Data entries
---+---

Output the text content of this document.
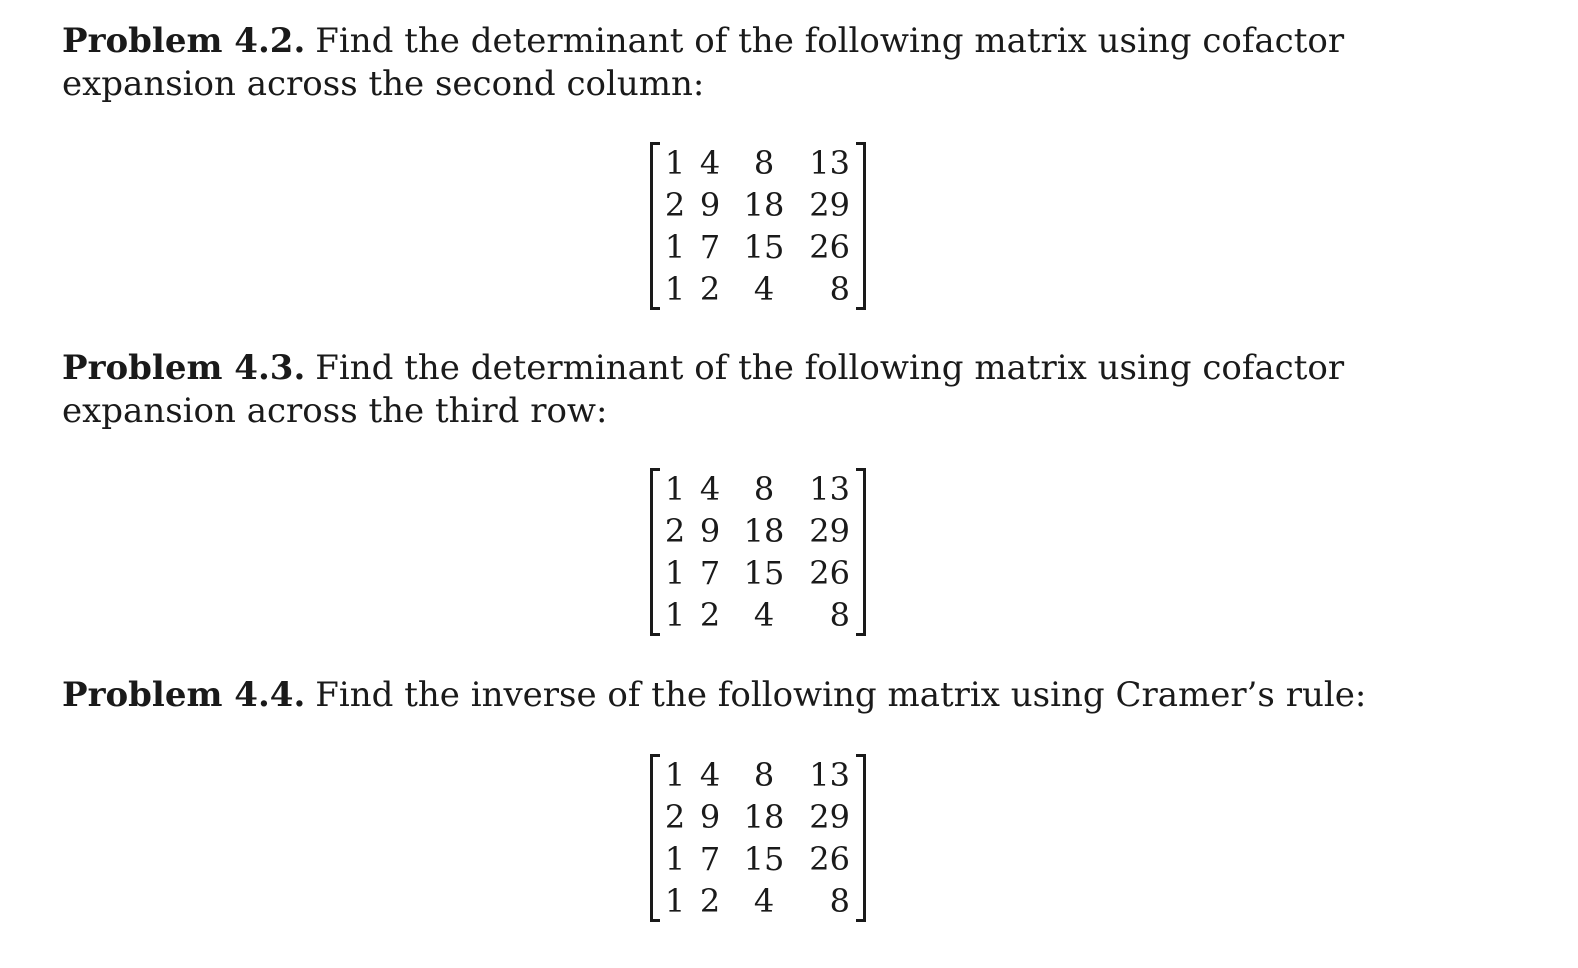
Problem 4.2. Find the determinant of the following matrix using cofactor expansion across the second column:

1 4	8	13
2 9 18 29
1 7 15 26
1 2	4	8

Problem 4.3. Find the determinant of the following matrix using cofactor expansion across the third row:

1 4	8	13
2 9 18 29
1 7 15 26
1 2	4	8

Problem 4.4. Find the inverse of the following matrix using Cramer’s rule:

1 4	8	13
2 9 18 29
1 7 15 26
1 2	4	8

---+---

#### Exercise task
Without including any pictures, output all the entries above exactly.

#### Completed task
Output the text content of this document.
Problem 4.2. Find the determinant of the following matrix using cofactor expansion across the second column:

1 4	8	13
2 9 18 29
1 7 15 26
1 2	4	8

Problem 4.3. Find the determinant of the following matrix using cofactor expansion across the third row:

1 4	8	13
2 9 18 29
1 7 15 26
1 2	4	8

Problem 4.4. Find the inverse of the following matrix using Cramer’s rule:

1 4	8	13
2 9 18 29
1 7 15 26
1 2	4	8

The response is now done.